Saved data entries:
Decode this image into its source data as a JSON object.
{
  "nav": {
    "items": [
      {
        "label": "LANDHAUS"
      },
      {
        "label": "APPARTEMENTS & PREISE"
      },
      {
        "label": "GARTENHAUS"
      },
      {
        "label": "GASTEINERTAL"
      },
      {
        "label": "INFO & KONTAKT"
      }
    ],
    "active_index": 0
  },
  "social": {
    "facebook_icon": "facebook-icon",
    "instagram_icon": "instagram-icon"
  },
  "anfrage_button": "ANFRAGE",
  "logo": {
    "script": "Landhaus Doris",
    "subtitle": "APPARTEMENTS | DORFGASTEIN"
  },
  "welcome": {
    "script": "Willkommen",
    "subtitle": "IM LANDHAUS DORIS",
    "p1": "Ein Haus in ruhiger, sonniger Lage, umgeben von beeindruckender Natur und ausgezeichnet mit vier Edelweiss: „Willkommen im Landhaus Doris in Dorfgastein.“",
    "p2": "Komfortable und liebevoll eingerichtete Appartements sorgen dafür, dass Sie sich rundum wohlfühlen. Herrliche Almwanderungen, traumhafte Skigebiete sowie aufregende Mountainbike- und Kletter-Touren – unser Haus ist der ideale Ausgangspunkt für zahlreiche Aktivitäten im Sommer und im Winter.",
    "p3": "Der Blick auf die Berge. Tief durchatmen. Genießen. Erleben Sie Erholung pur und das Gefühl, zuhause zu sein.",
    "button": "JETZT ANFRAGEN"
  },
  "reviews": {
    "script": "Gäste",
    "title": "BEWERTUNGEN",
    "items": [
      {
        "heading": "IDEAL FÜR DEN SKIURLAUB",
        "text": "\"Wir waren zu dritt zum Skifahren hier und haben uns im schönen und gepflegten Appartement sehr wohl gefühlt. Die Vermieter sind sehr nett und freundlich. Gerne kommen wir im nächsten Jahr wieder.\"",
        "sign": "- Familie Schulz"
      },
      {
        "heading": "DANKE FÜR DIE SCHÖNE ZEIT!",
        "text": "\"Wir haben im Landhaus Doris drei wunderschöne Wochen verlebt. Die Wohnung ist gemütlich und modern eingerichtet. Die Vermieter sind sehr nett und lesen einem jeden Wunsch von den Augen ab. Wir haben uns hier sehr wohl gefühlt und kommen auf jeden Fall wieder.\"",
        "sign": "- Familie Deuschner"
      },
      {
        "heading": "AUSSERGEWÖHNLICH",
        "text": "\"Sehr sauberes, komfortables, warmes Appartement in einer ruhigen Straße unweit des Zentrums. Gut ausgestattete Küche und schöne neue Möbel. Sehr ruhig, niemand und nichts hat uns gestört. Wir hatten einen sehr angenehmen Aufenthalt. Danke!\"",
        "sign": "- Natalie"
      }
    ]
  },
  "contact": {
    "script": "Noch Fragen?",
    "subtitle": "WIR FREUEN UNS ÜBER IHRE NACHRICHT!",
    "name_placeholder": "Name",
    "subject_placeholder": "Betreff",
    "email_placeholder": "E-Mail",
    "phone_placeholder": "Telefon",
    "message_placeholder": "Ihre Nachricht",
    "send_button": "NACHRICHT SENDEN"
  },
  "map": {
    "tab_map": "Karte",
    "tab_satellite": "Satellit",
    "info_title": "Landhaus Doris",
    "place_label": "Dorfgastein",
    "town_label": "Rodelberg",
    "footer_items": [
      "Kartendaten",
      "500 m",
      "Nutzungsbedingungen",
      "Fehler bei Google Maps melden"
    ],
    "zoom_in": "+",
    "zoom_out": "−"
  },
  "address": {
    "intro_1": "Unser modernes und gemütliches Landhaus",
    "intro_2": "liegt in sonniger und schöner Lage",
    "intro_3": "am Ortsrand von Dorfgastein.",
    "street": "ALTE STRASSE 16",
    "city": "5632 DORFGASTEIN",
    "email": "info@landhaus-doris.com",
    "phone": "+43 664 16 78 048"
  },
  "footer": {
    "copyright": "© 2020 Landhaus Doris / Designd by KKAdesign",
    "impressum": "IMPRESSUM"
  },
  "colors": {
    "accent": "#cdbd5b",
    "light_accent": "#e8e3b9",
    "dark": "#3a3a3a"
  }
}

> **Task details**
Using the data above, repeat every line exactly.

> **Correct result**
Decode this image into its source data as a JSON object.
{
  "nav": {
    "items": [
      {
        "label": "LANDHAUS"
      },
      {
        "label": "APPARTEMENTS & PREISE"
      },
      {
        "label": "GARTENHAUS"
      },
      {
        "label": "GASTEINERTAL"
      },
      {
        "label": "INFO & KONTAKT"
      }
    ],
    "active_index": 0
  },
  "social": {
    "facebook_icon": "facebook-icon",
    "instagram_icon": "instagram-icon"
  },
  "anfrage_button": "ANFRAGE",
  "logo": {
    "script": "Landhaus Doris",
    "subtitle": "APPARTEMENTS | DORFGASTEIN"
  },
  "welcome": {
    "script": "Willkommen",
    "subtitle": "IM LANDHAUS DORIS",
    "p1": "Ein Haus in ruhiger, sonniger Lage, umgeben von beeindruckender Natur und ausgezeichnet mit vier Edelweiss: „Willkommen im Landhaus Doris in Dorfgastein.“",
    "p2": "Komfortable und liebevoll eingerichtete Appartements sorgen dafür, dass Sie sich rundum wohlfühlen. Herrliche Almwanderungen, traumhafte Skigebiete sowie aufregende Mountainbike- und Kletter-Touren – unser Haus ist der ideale Ausgangspunkt für zahlreiche Aktivitäten im Sommer und im Winter.",
    "p3": "Der Blick auf die Berge. Tief durchatmen. Genießen. Erleben Sie Erholung pur und das Gefühl, zuhause zu sein.",
    "button": "JETZT ANFRAGEN"
  },
  "reviews": {
    "script": "Gäste",
    "title": "BEWERTUNGEN",
    "items": [
      {
        "heading": "IDEAL FÜR DEN SKIURLAUB",
        "text": "\"Wir waren zu dritt zum Skifahren hier und haben uns im schönen und gepflegten Appartement sehr wohl gefühlt. Die Vermieter sind sehr nett und freundlich. Gerne kommen wir im nächsten Jahr wieder.\"",
        "sign": "- Familie Schulz"
      },
      {
        "heading": "DANKE FÜR DIE SCHÖNE ZEIT!",
        "text": "\"Wir haben im Landhaus Doris drei wunderschöne Wochen verlebt. Die Wohnung ist gemütlich und modern eingerichtet. Die Vermieter sind sehr nett und lesen einem jeden Wunsch von den Augen ab. Wir haben uns hier sehr wohl gefühlt und kommen auf jeden Fall wieder.\"",
        "sign": "- Familie Deuschner"
      },
      {
        "heading": "AUSSERGEWÖHNLICH",
        "text": "\"Sehr sauberes, komfortables, warmes Appartement in einer ruhigen Straße unweit des Zentrums. Gut ausgestattete Küche und schöne neue Möbel. Sehr ruhig, niemand und nichts hat uns gestört. Wir hatten einen sehr angenehmen Aufenthalt. Danke!\"",
        "sign": "- Natalie"
      }
    ]
  },
  "contact": {
    "script": "Noch Fragen?",
    "subtitle": "WIR FREUEN UNS ÜBER IHRE NACHRICHT!",
    "name_placeholder": "Name",
    "subject_placeholder": "Betreff",
    "email_placeholder": "E-Mail",
    "phone_placeholder": "Telefon",
    "message_placeholder": "Ihre Nachricht",
    "send_button": "NACHRICHT SENDEN"
  },
  "map": {
    "tab_map": "Karte",
    "tab_satellite": "Satellit",
    "info_title": "Landhaus Doris",
    "place_label": "Dorfgastein",
    "town_label": "Rodelberg",
    "footer_items": [
      "Kartendaten",
      "500 m",
      "Nutzungsbedingungen",
      "Fehler bei Google Maps melden"
    ],
    "zoom_in": "+",
    "zoom_out": "−"
  },
  "address": {
    "intro_1": "Unser modernes und gemütliches Landhaus",
    "intro_2": "liegt in sonniger und schöner Lage",
    "intro_3": "am Ortsrand von Dorfgastein.",
    "street": "ALTE STRASSE 16",
    "city": "5632 DORFGASTEIN",
    "email": "info@landhaus-doris.com",
    "phone": "+43 664 16 78 048"
  },
  "footer": {
    "copyright": "© 2020 Landhaus Doris / Designd by KKAdesign",
    "impressum": "IMPRESSUM"
  },
  "colors": {
    "accent": "#cdbd5b",
    "light_accent": "#e8e3b9",
    "dark": "#3a3a3a"
  }
}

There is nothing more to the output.